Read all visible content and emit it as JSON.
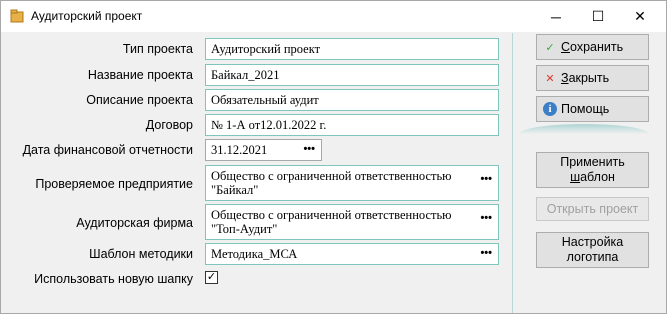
{
  "window": {
    "title": "Аудиторский проект",
    "controls": {
      "minimize": "─",
      "maximize": "☐",
      "close": "✕"
    }
  },
  "form": {
    "project_type": {
      "label": "Тип проекта",
      "value": "Аудиторский проект"
    },
    "project_name": {
      "label": "Название проекта",
      "value": "Байкал_2021"
    },
    "project_description": {
      "label": "Описание проекта",
      "value": "Обязательный аудит"
    },
    "contract": {
      "label": "Договор",
      "value": "№ 1-А от12.01.2022 г."
    },
    "report_date": {
      "label": "Дата финансовой отчетности",
      "value": "31.12.2021"
    },
    "audited_company": {
      "label": "Проверяемое предприятие",
      "line1": "Общество с ограниченной ответственностью",
      "line2": "\"Байкал\""
    },
    "audit_firm": {
      "label": "Аудиторская фирма",
      "line1": "Общество с ограниченной ответственностью",
      "line2": "\"Топ-Аудит\""
    },
    "methodology_template": {
      "label": "Шаблон методики",
      "value": "Методика_МСА"
    },
    "use_new_header": {
      "label": "Использовать новую шапку",
      "checked": true,
      "mark": "✓"
    },
    "ellipsis": "•••"
  },
  "buttons": {
    "save": {
      "pre": "",
      "hot": "С",
      "post": "охранить",
      "icon": "✓",
      "icon_color": "#3aa53a"
    },
    "close": {
      "pre": "",
      "hot": "З",
      "post": "акрыть",
      "icon": "✕",
      "icon_color": "#d93b2b"
    },
    "help": {
      "label": "Помощь",
      "icon": "i",
      "icon_color": "#3c7fc7"
    },
    "apply_template": {
      "pre": "Применить ",
      "hot": "ш",
      "post": "аблон"
    },
    "open_project": {
      "label": "Открыть проект"
    },
    "logo_settings": {
      "line1": "Настройка",
      "line2": "логотипа"
    }
  }
}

▸ What is needed: Without the pictures, repeat the listing above exactly.

▸ Final answer:
Read all visible content and emit it as JSON.
{
  "window": {
    "title": "Аудиторский проект",
    "controls": {
      "minimize": "─",
      "maximize": "☐",
      "close": "✕"
    }
  },
  "form": {
    "project_type": {
      "label": "Тип проекта",
      "value": "Аудиторский проект"
    },
    "project_name": {
      "label": "Название проекта",
      "value": "Байкал_2021"
    },
    "project_description": {
      "label": "Описание проекта",
      "value": "Обязательный аудит"
    },
    "contract": {
      "label": "Договор",
      "value": "№ 1-А от12.01.2022 г."
    },
    "report_date": {
      "label": "Дата финансовой отчетности",
      "value": "31.12.2021"
    },
    "audited_company": {
      "label": "Проверяемое предприятие",
      "line1": "Общество с ограниченной ответственностью",
      "line2": "\"Байкал\""
    },
    "audit_firm": {
      "label": "Аудиторская фирма",
      "line1": "Общество с ограниченной ответственностью",
      "line2": "\"Топ-Аудит\""
    },
    "methodology_template": {
      "label": "Шаблон методики",
      "value": "Методика_МСА"
    },
    "use_new_header": {
      "label": "Использовать новую шапку",
      "checked": true,
      "mark": "✓"
    },
    "ellipsis": "•••"
  },
  "buttons": {
    "save": {
      "pre": "",
      "hot": "С",
      "post": "охранить",
      "icon": "✓",
      "icon_color": "#3aa53a"
    },
    "close": {
      "pre": "",
      "hot": "З",
      "post": "акрыть",
      "icon": "✕",
      "icon_color": "#d93b2b"
    },
    "help": {
      "label": "Помощь",
      "icon": "i",
      "icon_color": "#3c7fc7"
    },
    "apply_template": {
      "pre": "Применить ",
      "hot": "ш",
      "post": "аблон"
    },
    "open_project": {
      "label": "Открыть проект"
    },
    "logo_settings": {
      "line1": "Настройка",
      "line2": "логотипа"
    }
  }
}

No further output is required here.